Page extract.
┄┄┄┄┄┄┄┄┄┄┄┄┄┄┄┄┄┄┄┄
Updated: Feb 17, 2023

Epiphany 6: Sirach 15:15-20; Psalm 119:1-8;

1 Cor. 3:1-9; Matthew 5:21-37

February 12, 2023

Weston Morris

Love divine, all loves excelling,

joy of heav’n, to earth come down,

fix in us thy humble dwelling,

all thy faithful mercies crown.

Jesus, thou art all compassion,

pure, unbounded love thou art.

Visit us with thy salvation;

enter ev'ry trembling heart.

Charles Wesley wrote a prayer in these words in 1747, and between now and then, they have been set to many different tunes, appearing in nearly 2000 different hymnals from various protestant denominations, including our own Episcopal Church. Over time, Christians have wrestled with the theology of this poem, and many hymnals left out the hymn completely for this reason, but the Episcopal Church was not one of them. “Love Divine” appears in Episcopal hymnals as early as the 1840s. While our tradition has, for the most part, opted to remain faithful to the hymn by including it in every major hymnal since it was first published, the Episcopal Church has also made editorial decisions about the hymn, decisions which impact how we understand our individual responsibility to act in Love Divine. The 1982 hymnal, through which this hymn comes to us, includes three verses rather than Wesley’s original four. The verse that is excluded is the second. Our version of Love Divine moves directly from “Enter every trembling heart” to “Come, almighty, to deliver.”

The Gospel reading from today has long left me with a trembling heart, and I suspect I am not alone in that. It would be simple and lovely and clean if we could move directly from our trembling to God’s deliverance, but we can’t.
┄┄┄┄┄┄┄┄┄┄┄┄┄┄┄┄┄┄┄┄
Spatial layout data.
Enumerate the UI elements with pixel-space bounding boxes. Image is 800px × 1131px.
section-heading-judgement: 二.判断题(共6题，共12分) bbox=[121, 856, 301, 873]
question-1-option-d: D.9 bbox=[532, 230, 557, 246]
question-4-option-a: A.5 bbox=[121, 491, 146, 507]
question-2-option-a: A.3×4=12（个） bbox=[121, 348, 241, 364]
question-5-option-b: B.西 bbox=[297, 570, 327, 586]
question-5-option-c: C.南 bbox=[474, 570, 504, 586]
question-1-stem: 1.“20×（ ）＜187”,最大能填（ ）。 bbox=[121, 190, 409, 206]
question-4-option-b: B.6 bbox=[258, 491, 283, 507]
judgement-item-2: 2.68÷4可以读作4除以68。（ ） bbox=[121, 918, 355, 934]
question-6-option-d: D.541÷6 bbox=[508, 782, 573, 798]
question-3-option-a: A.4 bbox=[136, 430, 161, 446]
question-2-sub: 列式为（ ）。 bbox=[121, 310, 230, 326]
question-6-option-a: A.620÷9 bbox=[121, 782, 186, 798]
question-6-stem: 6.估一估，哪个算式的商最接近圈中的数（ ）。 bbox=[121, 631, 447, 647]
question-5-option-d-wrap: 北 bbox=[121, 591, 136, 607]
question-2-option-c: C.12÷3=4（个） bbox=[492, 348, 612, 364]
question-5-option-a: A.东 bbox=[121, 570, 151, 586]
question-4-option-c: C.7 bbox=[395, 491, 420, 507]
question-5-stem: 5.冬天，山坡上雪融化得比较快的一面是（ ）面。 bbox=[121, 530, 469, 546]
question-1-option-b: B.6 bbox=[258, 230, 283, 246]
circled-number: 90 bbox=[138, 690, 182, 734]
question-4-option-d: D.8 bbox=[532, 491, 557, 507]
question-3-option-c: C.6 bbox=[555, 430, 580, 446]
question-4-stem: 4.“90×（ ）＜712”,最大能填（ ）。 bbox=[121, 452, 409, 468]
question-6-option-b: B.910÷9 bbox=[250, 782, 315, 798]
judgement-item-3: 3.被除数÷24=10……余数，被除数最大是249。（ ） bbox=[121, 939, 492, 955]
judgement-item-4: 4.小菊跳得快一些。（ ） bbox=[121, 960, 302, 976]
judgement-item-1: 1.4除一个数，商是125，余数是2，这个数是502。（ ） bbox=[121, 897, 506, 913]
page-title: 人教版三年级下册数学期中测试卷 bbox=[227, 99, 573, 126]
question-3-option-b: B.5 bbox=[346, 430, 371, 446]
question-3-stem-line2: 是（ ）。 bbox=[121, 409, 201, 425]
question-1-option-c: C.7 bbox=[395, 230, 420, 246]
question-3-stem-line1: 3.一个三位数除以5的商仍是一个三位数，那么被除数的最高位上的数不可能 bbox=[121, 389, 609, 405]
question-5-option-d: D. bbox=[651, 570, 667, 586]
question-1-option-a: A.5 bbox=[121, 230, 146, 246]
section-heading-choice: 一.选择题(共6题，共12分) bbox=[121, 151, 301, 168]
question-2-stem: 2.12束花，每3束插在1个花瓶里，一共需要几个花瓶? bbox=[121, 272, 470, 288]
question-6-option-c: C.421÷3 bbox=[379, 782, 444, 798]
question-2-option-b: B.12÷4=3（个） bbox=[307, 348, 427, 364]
┄┄┄┄┄┄┄┄┄┄┄┄┄┄┄┄┄┄┄┄
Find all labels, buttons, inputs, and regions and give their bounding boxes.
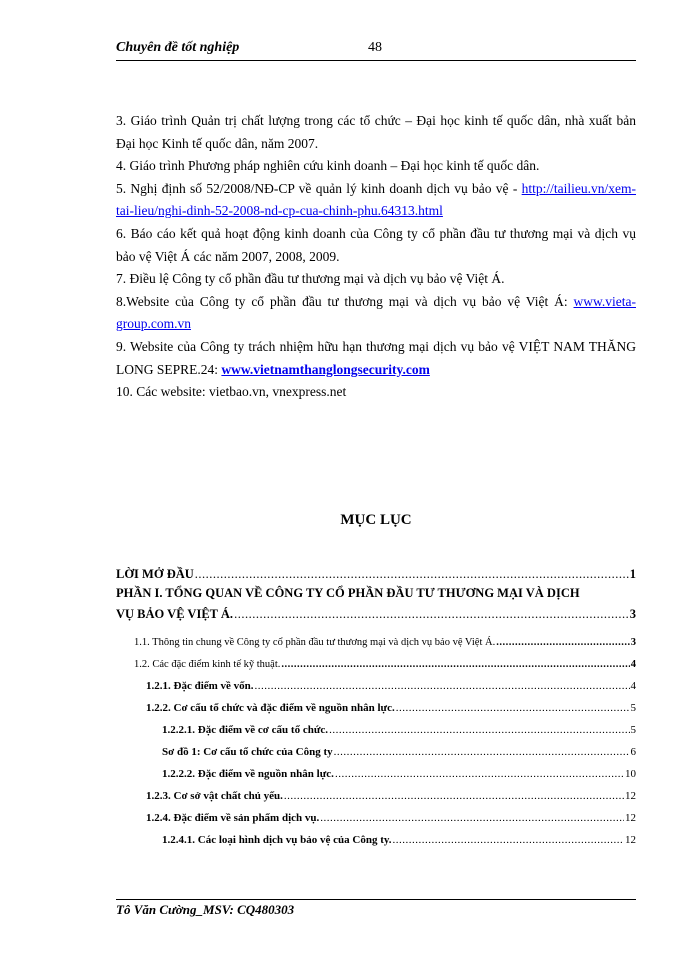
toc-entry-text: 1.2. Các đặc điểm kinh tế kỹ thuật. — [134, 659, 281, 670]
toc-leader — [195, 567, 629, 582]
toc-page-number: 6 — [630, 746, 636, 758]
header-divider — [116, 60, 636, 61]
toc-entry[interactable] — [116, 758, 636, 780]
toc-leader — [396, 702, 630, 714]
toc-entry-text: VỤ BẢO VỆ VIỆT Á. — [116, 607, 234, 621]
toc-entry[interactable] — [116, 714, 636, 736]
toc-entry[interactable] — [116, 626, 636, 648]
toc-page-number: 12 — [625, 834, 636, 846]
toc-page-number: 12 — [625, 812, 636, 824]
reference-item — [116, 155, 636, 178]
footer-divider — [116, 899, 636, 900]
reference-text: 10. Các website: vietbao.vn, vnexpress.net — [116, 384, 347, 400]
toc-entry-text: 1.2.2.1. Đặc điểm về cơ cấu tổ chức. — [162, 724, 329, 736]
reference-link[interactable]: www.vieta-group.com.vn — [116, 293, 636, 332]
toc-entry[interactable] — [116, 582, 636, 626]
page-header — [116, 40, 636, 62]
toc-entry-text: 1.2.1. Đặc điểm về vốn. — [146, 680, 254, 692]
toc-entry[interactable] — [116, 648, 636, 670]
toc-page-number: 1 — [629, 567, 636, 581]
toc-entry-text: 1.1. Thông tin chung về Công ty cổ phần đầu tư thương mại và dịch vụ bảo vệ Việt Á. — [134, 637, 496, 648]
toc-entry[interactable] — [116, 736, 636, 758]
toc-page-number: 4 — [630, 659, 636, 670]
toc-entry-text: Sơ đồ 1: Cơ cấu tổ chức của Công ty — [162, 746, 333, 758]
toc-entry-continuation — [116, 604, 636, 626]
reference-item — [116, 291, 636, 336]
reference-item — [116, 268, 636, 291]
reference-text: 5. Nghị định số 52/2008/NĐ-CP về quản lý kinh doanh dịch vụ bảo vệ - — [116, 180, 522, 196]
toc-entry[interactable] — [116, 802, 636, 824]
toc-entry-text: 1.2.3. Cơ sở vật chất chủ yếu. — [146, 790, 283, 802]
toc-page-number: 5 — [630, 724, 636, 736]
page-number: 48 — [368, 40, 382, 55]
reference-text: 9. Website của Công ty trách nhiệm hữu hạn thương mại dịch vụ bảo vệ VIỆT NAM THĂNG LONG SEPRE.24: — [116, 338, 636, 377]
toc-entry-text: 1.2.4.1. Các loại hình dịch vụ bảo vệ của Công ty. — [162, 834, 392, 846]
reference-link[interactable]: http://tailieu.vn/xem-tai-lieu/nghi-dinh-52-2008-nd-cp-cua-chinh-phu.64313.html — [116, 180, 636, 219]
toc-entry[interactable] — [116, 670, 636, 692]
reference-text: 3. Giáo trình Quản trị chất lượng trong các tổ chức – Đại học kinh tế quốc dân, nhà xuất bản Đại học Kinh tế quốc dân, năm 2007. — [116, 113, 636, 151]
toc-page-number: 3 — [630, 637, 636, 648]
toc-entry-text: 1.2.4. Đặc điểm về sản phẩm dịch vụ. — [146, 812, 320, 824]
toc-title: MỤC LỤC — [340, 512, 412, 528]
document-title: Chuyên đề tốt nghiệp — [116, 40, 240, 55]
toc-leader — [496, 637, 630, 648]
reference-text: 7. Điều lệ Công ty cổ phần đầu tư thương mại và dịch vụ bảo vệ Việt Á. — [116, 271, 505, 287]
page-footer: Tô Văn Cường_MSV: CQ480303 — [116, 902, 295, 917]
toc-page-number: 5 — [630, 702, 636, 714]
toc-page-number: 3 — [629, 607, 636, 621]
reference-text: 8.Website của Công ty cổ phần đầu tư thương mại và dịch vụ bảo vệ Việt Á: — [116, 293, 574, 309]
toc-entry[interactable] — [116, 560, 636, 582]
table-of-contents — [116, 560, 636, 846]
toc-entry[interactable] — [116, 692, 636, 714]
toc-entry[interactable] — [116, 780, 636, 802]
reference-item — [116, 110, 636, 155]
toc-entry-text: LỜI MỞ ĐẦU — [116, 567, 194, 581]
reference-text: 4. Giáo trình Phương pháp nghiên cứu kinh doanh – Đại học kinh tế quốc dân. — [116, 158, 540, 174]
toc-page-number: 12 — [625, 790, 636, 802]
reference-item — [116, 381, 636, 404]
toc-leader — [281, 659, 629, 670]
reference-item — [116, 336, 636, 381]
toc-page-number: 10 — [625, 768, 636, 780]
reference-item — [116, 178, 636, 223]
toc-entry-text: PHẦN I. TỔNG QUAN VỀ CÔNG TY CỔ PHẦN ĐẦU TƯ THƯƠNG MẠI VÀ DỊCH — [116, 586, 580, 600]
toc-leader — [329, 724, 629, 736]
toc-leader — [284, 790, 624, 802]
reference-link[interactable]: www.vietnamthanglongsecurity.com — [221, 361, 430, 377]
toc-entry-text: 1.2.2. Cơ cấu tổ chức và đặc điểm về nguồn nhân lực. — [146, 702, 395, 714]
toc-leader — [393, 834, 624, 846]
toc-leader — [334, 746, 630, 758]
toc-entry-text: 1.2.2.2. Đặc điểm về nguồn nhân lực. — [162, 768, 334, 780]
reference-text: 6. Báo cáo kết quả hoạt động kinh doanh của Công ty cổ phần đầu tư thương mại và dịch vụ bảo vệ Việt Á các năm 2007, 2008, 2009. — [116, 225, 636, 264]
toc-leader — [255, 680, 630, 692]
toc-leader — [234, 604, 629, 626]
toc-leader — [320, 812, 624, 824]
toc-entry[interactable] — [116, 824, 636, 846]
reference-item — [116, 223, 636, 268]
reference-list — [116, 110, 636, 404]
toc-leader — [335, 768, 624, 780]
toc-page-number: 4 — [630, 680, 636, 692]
┄┄┄┄┄┄┄┄┄┄┄┄┄┄┄┄┄┄┄┄
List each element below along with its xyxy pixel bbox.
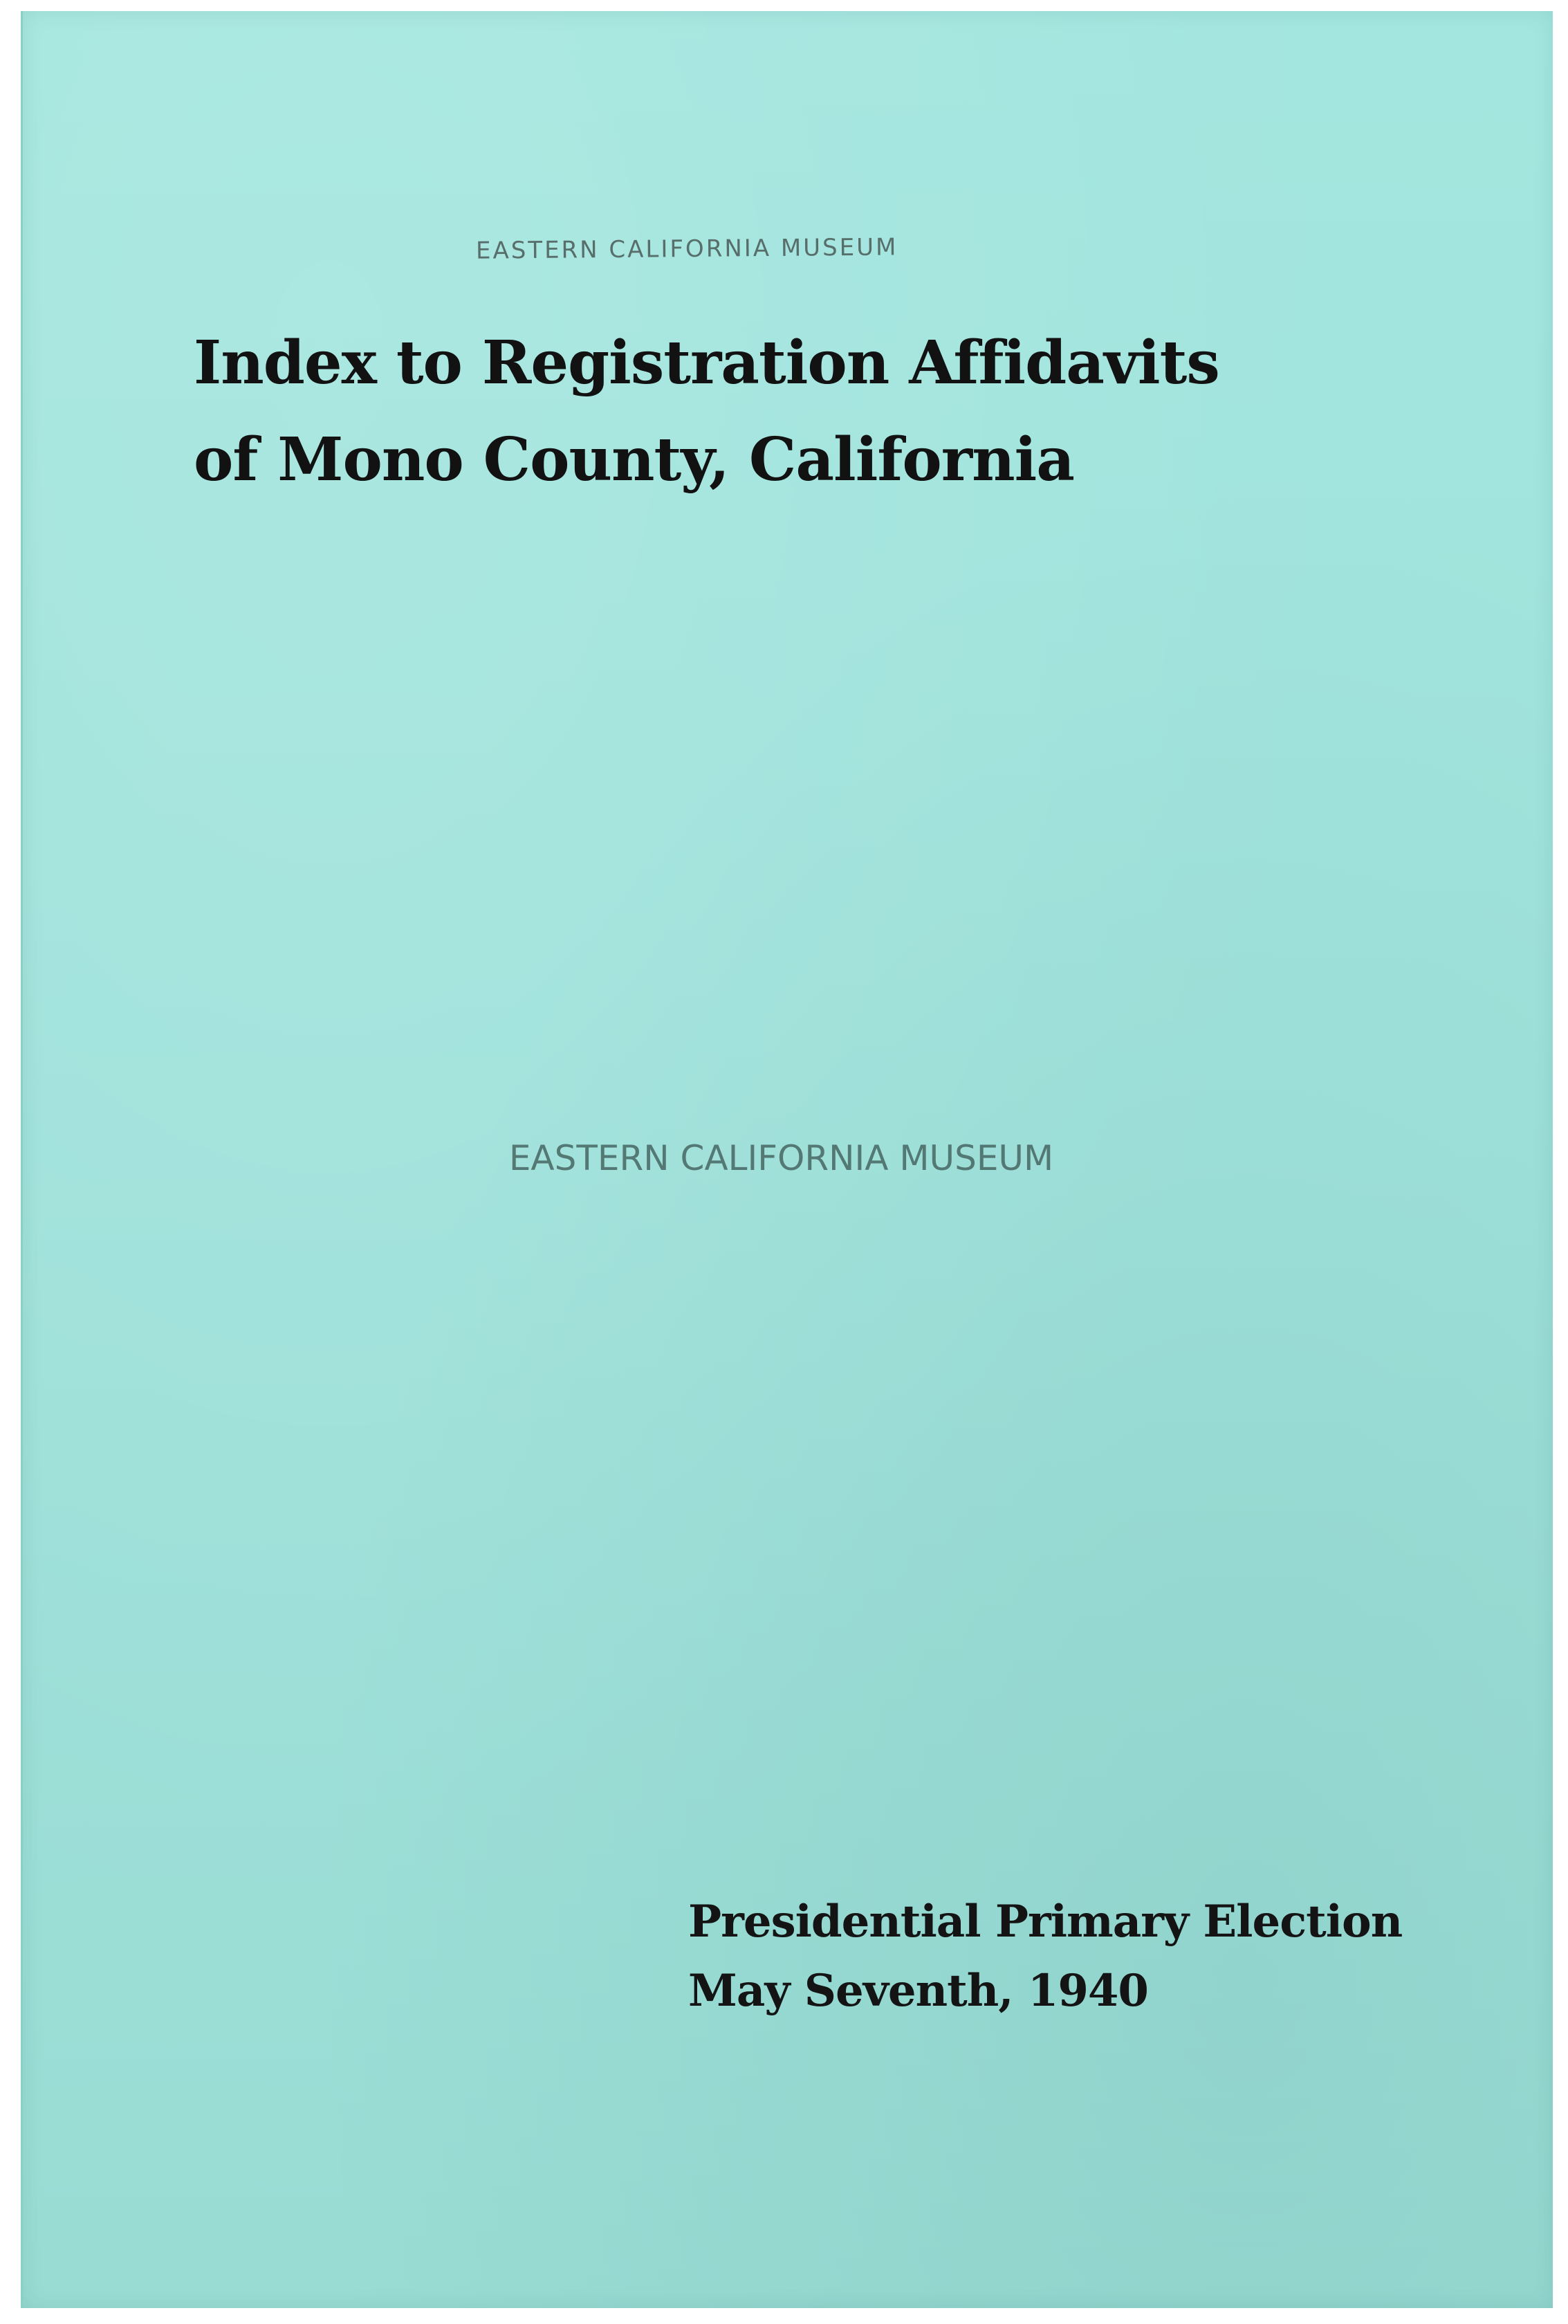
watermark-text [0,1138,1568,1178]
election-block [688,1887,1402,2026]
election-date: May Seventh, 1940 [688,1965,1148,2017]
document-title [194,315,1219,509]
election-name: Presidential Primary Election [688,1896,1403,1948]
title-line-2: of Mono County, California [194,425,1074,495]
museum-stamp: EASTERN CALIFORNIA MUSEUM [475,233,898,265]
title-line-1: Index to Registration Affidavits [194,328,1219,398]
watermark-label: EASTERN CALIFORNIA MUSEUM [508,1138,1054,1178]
┄┄┄┄┄┄┄┄┄┄┄┄┄┄┄┄┄┄┄┄
Task list.
**a.** Reproduce the lines of the listing from the line containing "List each element" through the line containing "watermark-label: EASTERN CALIFORNIA", leaving out any pictures.
**b.** Carry on the sermon about the hymn "Love Divine" from the point where it stops.

Response list.
**a.**
List each element below along with its xyxy pixel bbox.
watermark-text [0,1138,1568,1178]
election-block [688,1887,1402,2026]
election-date: May Seventh, 1940 [688,1965,1148,2017]
document-title [194,315,1219,509]
election-name: Presidential Primary Election [688,1896,1403,1948]
title-line-2: of Mono County, California [194,425,1074,495]
museum-stamp: EASTERN CALIFORNIA MUSEUM [475,233,898,265]
title-line-1: Index to Registration Affidavits [194,328,1219,398]
watermark-label: EASTERN CALIFORNIA MUSEUM [508,1138,1054,1178]

**b.**
We are 2000 years removed from Jesus, the original speaker of these words: “If your right eye causes you to sin, tear it out and throw it away; it is better for you to lose one of your members than for your whole body to be thrown into hell.” Jesus’ teachings on anger, divorce, and adultery alone are enough for our modern liberal, rational sensibilities to shut down, to write off the gospel completely. Perhaps, for Matthew, the purpose of these words was to do for the original audience exactly what they have done for us: cause our hearts to tremble and inspire us to turn toward God. These words are a small portion of a much larger section in Matthew's gospel where Jesus begins with the Beatitudes and preaches to the crowds on many topics. Many of these teachings, if not most of them, feel hopeless. A few weeks ago, Elaina preached about how difficult these instructions seemed to the young people of today. As we age, they seem harder and harder still, especially regarding the teachings on intimate relationships like divorce, adultery, anger, etc. In isolation, it seems easier to ignore them altogether. But we are not grappling with them in isolation. We have the wisdom of this community and the wisdom of the countless Christian communities who came before us. Through our collective wisdom, we must consider this gospel from a wiser, more holistic perspective.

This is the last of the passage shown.